[Exercise goal]: Can you retype every record below exactly as written?

==== Input material

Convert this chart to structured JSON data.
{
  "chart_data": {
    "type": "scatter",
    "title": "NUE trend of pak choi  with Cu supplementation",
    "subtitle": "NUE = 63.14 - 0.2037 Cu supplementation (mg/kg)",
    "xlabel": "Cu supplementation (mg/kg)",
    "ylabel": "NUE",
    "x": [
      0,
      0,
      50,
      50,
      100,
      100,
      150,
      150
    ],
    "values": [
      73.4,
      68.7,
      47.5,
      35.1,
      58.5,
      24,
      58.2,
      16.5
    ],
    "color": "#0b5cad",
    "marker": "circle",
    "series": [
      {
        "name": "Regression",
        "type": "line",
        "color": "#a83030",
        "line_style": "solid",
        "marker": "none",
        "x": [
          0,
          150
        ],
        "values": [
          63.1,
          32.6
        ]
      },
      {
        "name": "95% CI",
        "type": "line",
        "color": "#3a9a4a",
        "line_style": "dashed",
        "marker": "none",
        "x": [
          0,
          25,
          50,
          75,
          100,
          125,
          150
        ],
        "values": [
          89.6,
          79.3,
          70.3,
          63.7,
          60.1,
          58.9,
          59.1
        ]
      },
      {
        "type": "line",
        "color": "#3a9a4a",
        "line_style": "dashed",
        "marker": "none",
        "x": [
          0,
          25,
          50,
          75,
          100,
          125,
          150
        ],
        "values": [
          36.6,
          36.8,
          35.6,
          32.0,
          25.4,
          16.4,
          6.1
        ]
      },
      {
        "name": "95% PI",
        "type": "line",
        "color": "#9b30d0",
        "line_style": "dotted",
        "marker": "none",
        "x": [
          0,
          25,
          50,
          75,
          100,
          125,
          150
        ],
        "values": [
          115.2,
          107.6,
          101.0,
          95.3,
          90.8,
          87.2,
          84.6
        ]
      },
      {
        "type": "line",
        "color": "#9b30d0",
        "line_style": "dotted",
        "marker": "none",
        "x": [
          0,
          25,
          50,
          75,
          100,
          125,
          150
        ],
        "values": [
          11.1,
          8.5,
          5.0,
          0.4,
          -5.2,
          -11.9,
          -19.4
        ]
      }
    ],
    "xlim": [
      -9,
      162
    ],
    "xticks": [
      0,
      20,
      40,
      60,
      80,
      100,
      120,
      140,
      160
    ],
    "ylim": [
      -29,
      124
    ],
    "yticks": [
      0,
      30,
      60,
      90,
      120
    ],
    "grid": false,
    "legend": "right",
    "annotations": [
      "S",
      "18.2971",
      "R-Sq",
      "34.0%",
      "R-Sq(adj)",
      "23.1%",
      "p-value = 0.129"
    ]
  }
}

========

[Result of the exercise]:
Convert this chart to structured JSON data.
{
  "chart_data": {
    "type": "scatter",
    "title": "NUE trend of pak choi  with Cu supplementation",
    "subtitle": "NUE = 63.14 - 0.2037 Cu supplementation (mg/kg)",
    "xlabel": "Cu supplementation (mg/kg)",
    "ylabel": "NUE",
    "x": [
      0,
      0,
      50,
      50,
      100,
      100,
      150,
      150
    ],
    "values": [
      73.4,
      68.7,
      47.5,
      35.1,
      58.5,
      24,
      58.2,
      16.5
    ],
    "color": "#0b5cad",
    "marker": "circle",
    "series": [
      {
        "name": "Regression",
        "type": "line",
        "color": "#a83030",
        "line_style": "solid",
        "marker": "none",
        "x": [
          0,
          150
        ],
        "values": [
          63.1,
          32.6
        ]
      },
      {
        "name": "95% CI",
        "type": "line",
        "color": "#3a9a4a",
        "line_style": "dashed",
        "marker": "none",
        "x": [
          0,
          25,
          50,
          75,
          100,
          125,
          150
        ],
        "values": [
          89.6,
          79.3,
          70.3,
          63.7,
          60.1,
          58.9,
          59.1
        ]
      },
      {
        "type": "line",
        "color": "#3a9a4a",
        "line_style": "dashed",
        "marker": "none",
        "x": [
          0,
          25,
          50,
          75,
          100,
          125,
          150
        ],
        "values": [
          36.6,
          36.8,
          35.6,
          32.0,
          25.4,
          16.4,
          6.1
        ]
      },
      {
        "name": "95% PI",
        "type": "line",
        "color": "#9b30d0",
        "line_style": "dotted",
        "marker": "none",
        "x": [
          0,
          25,
          50,
          75,
          100,
          125,
          150
        ],
        "values": [
          115.2,
          107.6,
          101.0,
          95.3,
          90.8,
          87.2,
          84.6
        ]
      },
      {
        "type": "line",
        "color": "#9b30d0",
        "line_style": "dotted",
        "marker": "none",
        "x": [
          0,
          25,
          50,
          75,
          100,
          125,
          150
        ],
        "values": [
          11.1,
          8.5,
          5.0,
          0.4,
          -5.2,
          -11.9,
          -19.4
        ]
      }
    ],
    "xlim": [
      -9,
      162
    ],
    "xticks": [
      0,
      20,
      40,
      60,
      80,
      100,
      120,
      140,
      160
    ],
    "ylim": [
      -29,
      124
    ],
    "yticks": [
      0,
      30,
      60,
      90,
      120
    ],
    "grid": false,
    "legend": "right",
    "annotations": [
      "S",
      "18.2971",
      "R-Sq",
      "34.0%",
      "R-Sq(adj)",
      "23.1%",
      "p-value = 0.129"
    ]
  }
}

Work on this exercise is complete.